> [The task] All lines below must be repeated exactly, with the pictures omitted.

┌──

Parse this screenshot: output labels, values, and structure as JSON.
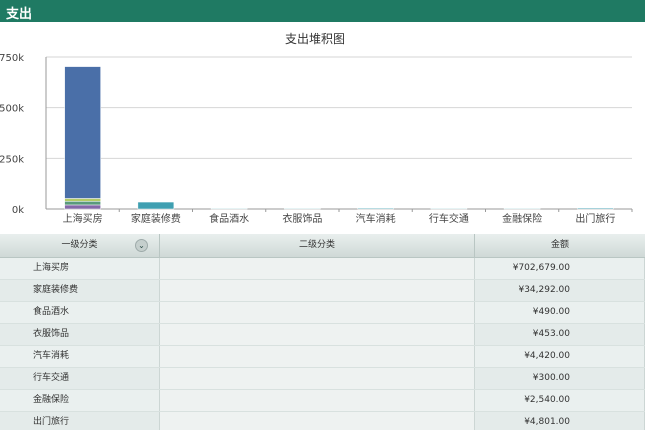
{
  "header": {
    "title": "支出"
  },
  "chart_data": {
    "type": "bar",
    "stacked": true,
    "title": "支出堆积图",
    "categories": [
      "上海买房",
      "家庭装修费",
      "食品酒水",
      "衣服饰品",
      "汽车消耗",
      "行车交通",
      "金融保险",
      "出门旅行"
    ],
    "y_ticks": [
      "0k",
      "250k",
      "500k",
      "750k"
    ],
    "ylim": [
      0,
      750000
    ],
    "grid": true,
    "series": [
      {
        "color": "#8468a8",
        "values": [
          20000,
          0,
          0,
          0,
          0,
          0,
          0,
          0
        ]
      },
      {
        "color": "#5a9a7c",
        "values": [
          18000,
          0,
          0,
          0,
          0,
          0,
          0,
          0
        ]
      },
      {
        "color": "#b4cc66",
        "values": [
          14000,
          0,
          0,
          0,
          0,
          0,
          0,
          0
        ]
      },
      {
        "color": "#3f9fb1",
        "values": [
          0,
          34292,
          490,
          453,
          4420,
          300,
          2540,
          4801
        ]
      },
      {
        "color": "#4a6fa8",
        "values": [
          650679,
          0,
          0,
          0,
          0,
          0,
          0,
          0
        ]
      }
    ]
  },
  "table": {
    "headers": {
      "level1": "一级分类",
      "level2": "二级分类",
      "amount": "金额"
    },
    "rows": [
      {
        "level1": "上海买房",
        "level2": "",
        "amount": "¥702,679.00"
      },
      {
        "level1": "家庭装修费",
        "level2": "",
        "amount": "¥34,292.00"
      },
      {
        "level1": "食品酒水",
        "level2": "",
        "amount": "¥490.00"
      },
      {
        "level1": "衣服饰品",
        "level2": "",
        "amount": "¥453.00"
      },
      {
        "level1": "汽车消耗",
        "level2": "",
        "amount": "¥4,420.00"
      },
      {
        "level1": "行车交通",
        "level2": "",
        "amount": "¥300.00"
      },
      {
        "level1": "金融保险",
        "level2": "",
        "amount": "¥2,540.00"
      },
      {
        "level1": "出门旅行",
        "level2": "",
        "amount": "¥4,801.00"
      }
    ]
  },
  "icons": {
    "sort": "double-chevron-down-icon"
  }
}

└──

> [Result]
Parse this screenshot: output labels, values, and structure as JSON.
{
  "header": {
    "title": "支出"
  },
  "chart_data": {
    "type": "bar",
    "stacked": true,
    "title": "支出堆积图",
    "categories": [
      "上海买房",
      "家庭装修费",
      "食品酒水",
      "衣服饰品",
      "汽车消耗",
      "行车交通",
      "金融保险",
      "出门旅行"
    ],
    "y_ticks": [
      "0k",
      "250k",
      "500k",
      "750k"
    ],
    "ylim": [
      0,
      750000
    ],
    "grid": true,
    "series": [
      {
        "color": "#8468a8",
        "values": [
          20000,
          0,
          0,
          0,
          0,
          0,
          0,
          0
        ]
      },
      {
        "color": "#5a9a7c",
        "values": [
          18000,
          0,
          0,
          0,
          0,
          0,
          0,
          0
        ]
      },
      {
        "color": "#b4cc66",
        "values": [
          14000,
          0,
          0,
          0,
          0,
          0,
          0,
          0
        ]
      },
      {
        "color": "#3f9fb1",
        "values": [
          0,
          34292,
          490,
          453,
          4420,
          300,
          2540,
          4801
        ]
      },
      {
        "color": "#4a6fa8",
        "values": [
          650679,
          0,
          0,
          0,
          0,
          0,
          0,
          0
        ]
      }
    ]
  },
  "table": {
    "headers": {
      "level1": "一级分类",
      "level2": "二级分类",
      "amount": "金额"
    },
    "rows": [
      {
        "level1": "上海买房",
        "level2": "",
        "amount": "¥702,679.00"
      },
      {
        "level1": "家庭装修费",
        "level2": "",
        "amount": "¥34,292.00"
      },
      {
        "level1": "食品酒水",
        "level2": "",
        "amount": "¥490.00"
      },
      {
        "level1": "衣服饰品",
        "level2": "",
        "amount": "¥453.00"
      },
      {
        "level1": "汽车消耗",
        "level2": "",
        "amount": "¥4,420.00"
      },
      {
        "level1": "行车交通",
        "level2": "",
        "amount": "¥300.00"
      },
      {
        "level1": "金融保险",
        "level2": "",
        "amount": "¥2,540.00"
      },
      {
        "level1": "出门旅行",
        "level2": "",
        "amount": "¥4,801.00"
      }
    ]
  },
  "icons": {
    "sort": "double-chevron-down-icon"
  }
}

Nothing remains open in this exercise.